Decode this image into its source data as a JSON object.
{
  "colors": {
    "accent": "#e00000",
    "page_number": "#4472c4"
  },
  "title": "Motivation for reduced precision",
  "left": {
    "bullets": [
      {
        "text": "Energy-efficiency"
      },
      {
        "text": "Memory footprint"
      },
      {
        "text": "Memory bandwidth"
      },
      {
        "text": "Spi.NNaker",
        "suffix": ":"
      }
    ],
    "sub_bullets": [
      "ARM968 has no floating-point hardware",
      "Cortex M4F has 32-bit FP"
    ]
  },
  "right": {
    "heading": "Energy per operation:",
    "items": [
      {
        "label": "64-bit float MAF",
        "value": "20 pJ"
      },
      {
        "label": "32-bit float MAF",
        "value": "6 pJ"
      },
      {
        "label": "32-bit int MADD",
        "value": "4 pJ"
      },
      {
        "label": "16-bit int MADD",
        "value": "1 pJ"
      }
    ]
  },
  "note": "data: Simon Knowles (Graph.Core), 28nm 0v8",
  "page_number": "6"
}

════════

◆ Problem description: Find how many lines in the listing contain the word "Energy" and give that count alone.

◆ Completed exercise: 2